=== What is being asked ===
Copy every line in which the string "Hours" occurs.

=== Rows ===
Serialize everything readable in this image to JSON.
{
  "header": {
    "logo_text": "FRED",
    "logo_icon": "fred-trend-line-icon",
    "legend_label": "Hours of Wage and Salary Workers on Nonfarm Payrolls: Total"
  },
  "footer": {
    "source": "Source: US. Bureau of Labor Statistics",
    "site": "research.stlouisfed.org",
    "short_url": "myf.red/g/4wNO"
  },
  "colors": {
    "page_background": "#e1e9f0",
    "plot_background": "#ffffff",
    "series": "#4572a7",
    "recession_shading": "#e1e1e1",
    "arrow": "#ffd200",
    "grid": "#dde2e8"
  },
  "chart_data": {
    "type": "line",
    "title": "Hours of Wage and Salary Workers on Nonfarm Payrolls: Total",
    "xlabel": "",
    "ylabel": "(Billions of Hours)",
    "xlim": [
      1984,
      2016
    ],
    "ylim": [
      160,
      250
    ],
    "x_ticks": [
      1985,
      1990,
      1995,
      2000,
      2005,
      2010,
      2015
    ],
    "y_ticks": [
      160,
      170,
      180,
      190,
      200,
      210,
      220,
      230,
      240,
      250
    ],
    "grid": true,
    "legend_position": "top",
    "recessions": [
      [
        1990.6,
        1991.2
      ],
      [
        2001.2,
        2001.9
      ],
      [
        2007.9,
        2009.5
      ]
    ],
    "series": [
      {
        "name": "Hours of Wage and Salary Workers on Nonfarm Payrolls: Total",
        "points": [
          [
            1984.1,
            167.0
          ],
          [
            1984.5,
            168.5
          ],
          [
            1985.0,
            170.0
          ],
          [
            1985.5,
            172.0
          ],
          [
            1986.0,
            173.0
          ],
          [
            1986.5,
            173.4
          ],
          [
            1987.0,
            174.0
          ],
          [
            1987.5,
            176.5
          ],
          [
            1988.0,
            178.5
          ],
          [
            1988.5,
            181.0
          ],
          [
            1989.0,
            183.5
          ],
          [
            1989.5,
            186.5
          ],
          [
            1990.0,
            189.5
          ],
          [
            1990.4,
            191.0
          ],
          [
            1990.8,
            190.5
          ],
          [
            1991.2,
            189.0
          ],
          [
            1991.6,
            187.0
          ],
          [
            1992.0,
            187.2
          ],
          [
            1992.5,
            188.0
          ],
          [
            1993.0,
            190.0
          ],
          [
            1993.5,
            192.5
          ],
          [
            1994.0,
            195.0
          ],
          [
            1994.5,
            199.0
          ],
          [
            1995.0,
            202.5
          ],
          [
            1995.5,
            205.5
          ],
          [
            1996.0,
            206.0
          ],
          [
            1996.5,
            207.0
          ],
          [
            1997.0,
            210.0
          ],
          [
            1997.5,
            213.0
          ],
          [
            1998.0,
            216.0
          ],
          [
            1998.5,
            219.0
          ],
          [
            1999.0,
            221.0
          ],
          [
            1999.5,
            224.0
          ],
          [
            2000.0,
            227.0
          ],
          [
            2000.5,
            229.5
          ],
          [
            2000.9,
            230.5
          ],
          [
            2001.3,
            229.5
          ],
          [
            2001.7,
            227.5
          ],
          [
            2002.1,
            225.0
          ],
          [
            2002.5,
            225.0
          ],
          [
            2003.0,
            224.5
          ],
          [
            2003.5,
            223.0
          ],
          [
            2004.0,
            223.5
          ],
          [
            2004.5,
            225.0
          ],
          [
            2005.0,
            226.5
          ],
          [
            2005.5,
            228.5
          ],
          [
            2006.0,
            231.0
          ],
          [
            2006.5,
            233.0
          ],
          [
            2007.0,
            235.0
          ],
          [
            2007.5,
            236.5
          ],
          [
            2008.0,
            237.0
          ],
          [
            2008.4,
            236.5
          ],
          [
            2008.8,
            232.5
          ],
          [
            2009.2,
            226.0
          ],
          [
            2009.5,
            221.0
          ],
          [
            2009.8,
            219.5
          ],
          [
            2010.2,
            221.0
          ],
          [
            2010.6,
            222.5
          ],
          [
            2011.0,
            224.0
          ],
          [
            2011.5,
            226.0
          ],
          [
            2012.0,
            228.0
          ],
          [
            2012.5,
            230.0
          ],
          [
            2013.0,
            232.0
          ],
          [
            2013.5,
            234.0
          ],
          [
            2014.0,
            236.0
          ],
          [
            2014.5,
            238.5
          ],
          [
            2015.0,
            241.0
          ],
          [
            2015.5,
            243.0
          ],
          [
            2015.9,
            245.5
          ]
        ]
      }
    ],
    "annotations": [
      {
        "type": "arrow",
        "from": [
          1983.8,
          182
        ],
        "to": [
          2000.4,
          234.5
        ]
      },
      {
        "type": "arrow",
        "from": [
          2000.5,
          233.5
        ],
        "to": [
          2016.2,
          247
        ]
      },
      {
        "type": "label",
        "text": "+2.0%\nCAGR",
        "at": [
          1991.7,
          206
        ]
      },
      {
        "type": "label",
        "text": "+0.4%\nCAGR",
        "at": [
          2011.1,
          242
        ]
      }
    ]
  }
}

=== Response to the task ===
    "legend_label": "Hours of Wage and Salary Workers on Nonfarm Payrolls: Total"
    "title": "Hours of Wage and Salary Workers on Nonfarm Payrolls: Total",
    "ylabel": "(Billions of Hours)",
        "name": "Hours of Wage and Salary Workers on Nonfarm Payrolls: Total",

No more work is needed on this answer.